Write out the listing below exactly, and omit any images you find in it.

-------- WORKING DATA --------

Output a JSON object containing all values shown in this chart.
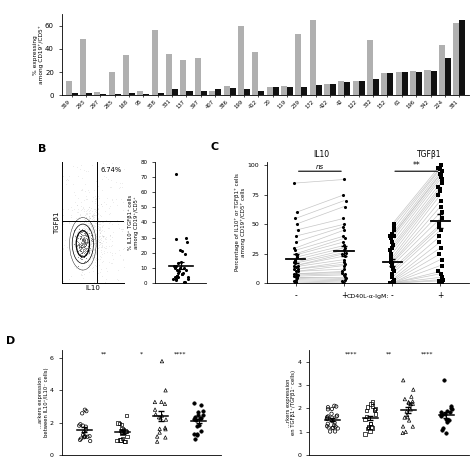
{
  "bar_upns": [
    "369",
    "293",
    "297",
    "265",
    "168",
    "95",
    "358",
    "331",
    "137",
    "397",
    "407",
    "386",
    "199",
    "412",
    "20",
    "119",
    "239",
    "172",
    "422",
    "42",
    "122",
    "332",
    "152",
    "61",
    "196",
    "342",
    "224",
    "381"
  ],
  "bar_gray": [
    12,
    49,
    3,
    20,
    35,
    4,
    56,
    36,
    30,
    32,
    4,
    8,
    60,
    37,
    7,
    8,
    53,
    65,
    10,
    12,
    12,
    48,
    19,
    20,
    21,
    22,
    43,
    62
  ],
  "bar_black": [
    2,
    2,
    1,
    1,
    2,
    1,
    2,
    5,
    4,
    4,
    5,
    6,
    5,
    4,
    7,
    7,
    7,
    9,
    10,
    11,
    12,
    14,
    19,
    20,
    20,
    21,
    32,
    65
  ],
  "scatter_b_y": [
    72,
    30,
    29,
    27,
    22,
    21,
    19,
    14,
    13,
    11,
    11,
    10,
    10,
    10,
    9,
    9,
    8,
    7,
    7,
    6,
    6,
    5,
    5,
    5,
    4,
    4,
    4,
    4,
    3,
    3,
    3,
    2,
    1,
    0.5
  ],
  "il10_minus": [
    85,
    60,
    55,
    50,
    45,
    40,
    35,
    30,
    28,
    25,
    24,
    22,
    20,
    18,
    17,
    15,
    15,
    14,
    12,
    12,
    10,
    10,
    8,
    8,
    7,
    6,
    5,
    5,
    4,
    3,
    2,
    1,
    0
  ],
  "il10_plus": [
    88,
    75,
    70,
    65,
    55,
    50,
    48,
    45,
    40,
    38,
    35,
    32,
    30,
    28,
    26,
    25,
    23,
    20,
    18,
    16,
    15,
    12,
    10,
    9,
    8,
    7,
    5,
    4,
    3,
    2,
    1,
    0,
    0
  ],
  "tgfb1_minus": [
    50,
    48,
    45,
    42,
    40,
    40,
    38,
    35,
    32,
    30,
    28,
    25,
    22,
    20,
    18,
    17,
    15,
    12,
    10,
    8,
    5,
    3,
    2,
    1,
    0,
    0,
    0,
    0,
    0,
    0,
    0,
    0,
    0
  ],
  "tgfb1_plus": [
    100,
    98,
    97,
    95,
    93,
    92,
    90,
    88,
    85,
    82,
    80,
    78,
    75,
    70,
    65,
    60,
    55,
    50,
    48,
    45,
    40,
    35,
    30,
    25,
    20,
    15,
    10,
    8,
    5,
    3,
    2,
    0,
    0
  ],
  "background_color": "#ffffff"
}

--------

CORRECT RESPONSE:
Output a JSON object containing all values shown in this chart.
{
  "bar_upns": [
    "369",
    "293",
    "297",
    "265",
    "168",
    "95",
    "358",
    "331",
    "137",
    "397",
    "407",
    "386",
    "199",
    "412",
    "20",
    "119",
    "239",
    "172",
    "422",
    "42",
    "122",
    "332",
    "152",
    "61",
    "196",
    "342",
    "224",
    "381"
  ],
  "bar_gray": [
    12,
    49,
    3,
    20,
    35,
    4,
    56,
    36,
    30,
    32,
    4,
    8,
    60,
    37,
    7,
    8,
    53,
    65,
    10,
    12,
    12,
    48,
    19,
    20,
    21,
    22,
    43,
    62
  ],
  "bar_black": [
    2,
    2,
    1,
    1,
    2,
    1,
    2,
    5,
    4,
    4,
    5,
    6,
    5,
    4,
    7,
    7,
    7,
    9,
    10,
    11,
    12,
    14,
    19,
    20,
    20,
    21,
    32,
    65
  ],
  "scatter_b_y": [
    72,
    30,
    29,
    27,
    22,
    21,
    19,
    14,
    13,
    11,
    11,
    10,
    10,
    10,
    9,
    9,
    8,
    7,
    7,
    6,
    6,
    5,
    5,
    5,
    4,
    4,
    4,
    4,
    3,
    3,
    3,
    2,
    1,
    0.5
  ],
  "il10_minus": [
    85,
    60,
    55,
    50,
    45,
    40,
    35,
    30,
    28,
    25,
    24,
    22,
    20,
    18,
    17,
    15,
    15,
    14,
    12,
    12,
    10,
    10,
    8,
    8,
    7,
    6,
    5,
    5,
    4,
    3,
    2,
    1,
    0
  ],
  "il10_plus": [
    88,
    75,
    70,
    65,
    55,
    50,
    48,
    45,
    40,
    38,
    35,
    32,
    30,
    28,
    26,
    25,
    23,
    20,
    18,
    16,
    15,
    12,
    10,
    9,
    8,
    7,
    5,
    4,
    3,
    2,
    1,
    0,
    0
  ],
  "tgfb1_minus": [
    50,
    48,
    45,
    42,
    40,
    40,
    38,
    35,
    32,
    30,
    28,
    25,
    22,
    20,
    18,
    17,
    15,
    12,
    10,
    8,
    5,
    3,
    2,
    1,
    0,
    0,
    0,
    0,
    0,
    0,
    0,
    0,
    0
  ],
  "tgfb1_plus": [
    100,
    98,
    97,
    95,
    93,
    92,
    90,
    88,
    85,
    82,
    80,
    78,
    75,
    70,
    65,
    60,
    55,
    50,
    48,
    45,
    40,
    35,
    30,
    25,
    20,
    15,
    10,
    8,
    5,
    3,
    2,
    0,
    0
  ],
  "background_color": "#ffffff"
}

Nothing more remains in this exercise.